(Data entries for graphics)
=-=-=-=-=

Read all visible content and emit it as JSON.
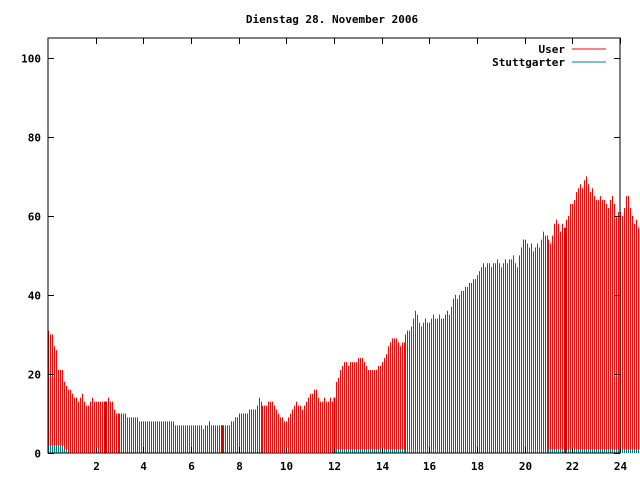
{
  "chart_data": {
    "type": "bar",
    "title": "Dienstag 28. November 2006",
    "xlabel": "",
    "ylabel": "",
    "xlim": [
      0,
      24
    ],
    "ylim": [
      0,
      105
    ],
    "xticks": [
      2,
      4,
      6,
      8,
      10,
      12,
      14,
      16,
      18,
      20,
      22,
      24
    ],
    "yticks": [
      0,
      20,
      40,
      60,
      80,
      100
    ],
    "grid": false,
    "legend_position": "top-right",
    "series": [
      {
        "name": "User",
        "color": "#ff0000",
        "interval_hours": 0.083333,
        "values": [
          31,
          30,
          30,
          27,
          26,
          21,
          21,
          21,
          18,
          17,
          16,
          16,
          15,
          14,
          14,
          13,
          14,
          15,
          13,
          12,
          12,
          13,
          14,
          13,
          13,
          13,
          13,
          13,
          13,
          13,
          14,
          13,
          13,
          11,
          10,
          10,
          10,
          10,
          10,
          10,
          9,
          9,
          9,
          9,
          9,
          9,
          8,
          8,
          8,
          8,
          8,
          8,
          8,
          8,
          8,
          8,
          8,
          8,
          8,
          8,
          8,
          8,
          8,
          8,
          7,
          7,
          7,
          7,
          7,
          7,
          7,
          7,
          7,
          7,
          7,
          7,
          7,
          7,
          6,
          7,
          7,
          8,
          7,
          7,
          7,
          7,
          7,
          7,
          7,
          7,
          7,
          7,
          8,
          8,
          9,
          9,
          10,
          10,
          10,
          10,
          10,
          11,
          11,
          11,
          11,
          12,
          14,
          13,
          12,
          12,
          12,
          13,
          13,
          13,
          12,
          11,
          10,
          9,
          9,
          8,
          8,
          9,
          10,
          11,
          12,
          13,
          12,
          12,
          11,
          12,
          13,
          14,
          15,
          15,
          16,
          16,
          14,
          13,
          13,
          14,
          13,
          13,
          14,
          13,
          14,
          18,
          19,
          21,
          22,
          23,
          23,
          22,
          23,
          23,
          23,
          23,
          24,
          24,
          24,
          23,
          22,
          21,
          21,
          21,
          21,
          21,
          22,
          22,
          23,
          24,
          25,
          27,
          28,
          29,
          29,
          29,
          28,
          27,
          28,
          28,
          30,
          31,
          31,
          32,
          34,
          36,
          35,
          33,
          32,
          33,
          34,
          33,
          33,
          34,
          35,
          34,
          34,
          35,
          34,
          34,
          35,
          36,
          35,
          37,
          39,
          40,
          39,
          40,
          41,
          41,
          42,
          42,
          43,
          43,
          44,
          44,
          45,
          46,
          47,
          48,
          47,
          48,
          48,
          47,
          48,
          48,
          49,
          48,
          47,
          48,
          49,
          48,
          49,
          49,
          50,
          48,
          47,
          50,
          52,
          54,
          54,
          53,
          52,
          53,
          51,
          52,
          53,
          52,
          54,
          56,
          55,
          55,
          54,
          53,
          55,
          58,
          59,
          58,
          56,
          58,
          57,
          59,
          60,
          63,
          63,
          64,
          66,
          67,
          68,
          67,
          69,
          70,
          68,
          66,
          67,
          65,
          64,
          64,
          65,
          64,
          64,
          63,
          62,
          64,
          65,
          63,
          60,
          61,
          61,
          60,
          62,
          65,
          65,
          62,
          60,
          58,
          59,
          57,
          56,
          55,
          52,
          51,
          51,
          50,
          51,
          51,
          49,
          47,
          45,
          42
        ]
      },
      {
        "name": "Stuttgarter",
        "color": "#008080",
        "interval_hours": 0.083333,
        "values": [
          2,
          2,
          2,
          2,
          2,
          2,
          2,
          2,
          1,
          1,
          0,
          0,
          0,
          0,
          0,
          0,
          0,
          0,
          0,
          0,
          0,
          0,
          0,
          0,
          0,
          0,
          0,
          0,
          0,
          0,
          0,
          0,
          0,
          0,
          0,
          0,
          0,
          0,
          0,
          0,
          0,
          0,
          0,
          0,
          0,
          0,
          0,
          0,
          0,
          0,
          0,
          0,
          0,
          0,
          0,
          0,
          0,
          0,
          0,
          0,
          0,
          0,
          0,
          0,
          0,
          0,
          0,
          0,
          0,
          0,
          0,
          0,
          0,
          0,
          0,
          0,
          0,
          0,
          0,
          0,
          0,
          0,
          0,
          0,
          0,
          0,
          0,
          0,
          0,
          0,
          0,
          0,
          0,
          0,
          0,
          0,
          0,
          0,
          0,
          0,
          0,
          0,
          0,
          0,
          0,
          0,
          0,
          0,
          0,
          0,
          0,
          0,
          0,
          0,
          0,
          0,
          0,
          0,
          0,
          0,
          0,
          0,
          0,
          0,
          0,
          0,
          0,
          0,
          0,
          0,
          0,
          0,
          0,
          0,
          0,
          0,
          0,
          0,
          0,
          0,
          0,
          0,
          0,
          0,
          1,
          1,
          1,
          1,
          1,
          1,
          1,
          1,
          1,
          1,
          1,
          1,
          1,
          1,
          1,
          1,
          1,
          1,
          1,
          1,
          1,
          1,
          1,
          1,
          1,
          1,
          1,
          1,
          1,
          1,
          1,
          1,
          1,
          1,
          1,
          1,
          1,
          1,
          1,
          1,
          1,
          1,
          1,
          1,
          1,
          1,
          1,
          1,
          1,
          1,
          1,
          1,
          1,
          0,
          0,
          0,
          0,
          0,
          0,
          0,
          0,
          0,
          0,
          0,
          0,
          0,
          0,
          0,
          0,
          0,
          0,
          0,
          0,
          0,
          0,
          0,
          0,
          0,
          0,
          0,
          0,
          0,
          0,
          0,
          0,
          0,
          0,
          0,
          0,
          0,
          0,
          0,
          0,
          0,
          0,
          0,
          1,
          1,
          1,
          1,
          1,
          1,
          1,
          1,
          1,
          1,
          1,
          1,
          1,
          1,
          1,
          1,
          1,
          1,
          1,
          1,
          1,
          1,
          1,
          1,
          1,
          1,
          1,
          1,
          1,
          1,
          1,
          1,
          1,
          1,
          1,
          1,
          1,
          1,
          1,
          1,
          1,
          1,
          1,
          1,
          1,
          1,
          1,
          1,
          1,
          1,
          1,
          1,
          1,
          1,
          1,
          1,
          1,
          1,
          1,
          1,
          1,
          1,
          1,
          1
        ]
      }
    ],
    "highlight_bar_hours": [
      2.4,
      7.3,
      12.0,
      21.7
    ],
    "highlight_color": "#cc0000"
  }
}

=-=-=-=-=

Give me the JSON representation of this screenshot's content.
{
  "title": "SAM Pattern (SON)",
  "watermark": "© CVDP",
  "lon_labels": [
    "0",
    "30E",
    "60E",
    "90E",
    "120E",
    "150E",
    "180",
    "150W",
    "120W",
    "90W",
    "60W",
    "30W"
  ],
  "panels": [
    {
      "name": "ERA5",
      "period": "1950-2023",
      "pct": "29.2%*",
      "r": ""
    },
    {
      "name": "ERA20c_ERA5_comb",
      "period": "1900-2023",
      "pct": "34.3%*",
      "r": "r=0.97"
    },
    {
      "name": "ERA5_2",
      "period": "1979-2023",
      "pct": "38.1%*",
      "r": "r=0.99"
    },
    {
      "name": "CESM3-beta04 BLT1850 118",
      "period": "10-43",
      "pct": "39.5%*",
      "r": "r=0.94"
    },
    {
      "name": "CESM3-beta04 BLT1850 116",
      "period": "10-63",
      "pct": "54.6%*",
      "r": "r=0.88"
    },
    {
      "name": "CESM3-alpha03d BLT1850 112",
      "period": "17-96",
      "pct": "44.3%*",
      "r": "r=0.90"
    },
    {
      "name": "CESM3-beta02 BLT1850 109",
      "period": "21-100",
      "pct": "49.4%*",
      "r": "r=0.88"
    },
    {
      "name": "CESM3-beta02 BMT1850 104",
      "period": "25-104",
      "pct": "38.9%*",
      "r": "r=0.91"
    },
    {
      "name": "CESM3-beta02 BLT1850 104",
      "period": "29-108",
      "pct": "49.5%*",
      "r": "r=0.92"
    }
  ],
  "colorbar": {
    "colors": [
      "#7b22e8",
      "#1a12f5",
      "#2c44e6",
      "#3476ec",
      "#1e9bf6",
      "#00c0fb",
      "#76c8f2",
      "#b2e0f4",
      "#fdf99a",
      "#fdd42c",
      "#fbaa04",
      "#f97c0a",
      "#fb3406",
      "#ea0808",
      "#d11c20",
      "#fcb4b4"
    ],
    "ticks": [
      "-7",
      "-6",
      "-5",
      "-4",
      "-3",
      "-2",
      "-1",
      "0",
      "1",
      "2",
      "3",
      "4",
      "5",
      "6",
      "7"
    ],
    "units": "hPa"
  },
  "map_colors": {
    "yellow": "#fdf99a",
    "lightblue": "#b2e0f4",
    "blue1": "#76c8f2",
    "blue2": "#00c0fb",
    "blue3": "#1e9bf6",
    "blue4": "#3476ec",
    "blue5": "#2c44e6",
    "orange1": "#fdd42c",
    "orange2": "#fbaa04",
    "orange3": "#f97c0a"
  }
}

=-=-=-=-=

Check each line of the records above for "name", and copy those that have it.

        "name": "User",
        "name": "Stuttgarter",
      "name": "ERA5",
      "name": "ERA20c_ERA5_comb",
      "name": "ERA5_2",
      "name": "CESM3-beta04 BLT1850 118",
      "name": "CESM3-beta04 BLT1850 116",
      "name": "CESM3-alpha03d BLT1850 112",
      "name": "CESM3-beta02 BLT1850 109",
      "name": "CESM3-beta02 BMT1850 104",
      "name": "CESM3-beta02 BLT1850 104",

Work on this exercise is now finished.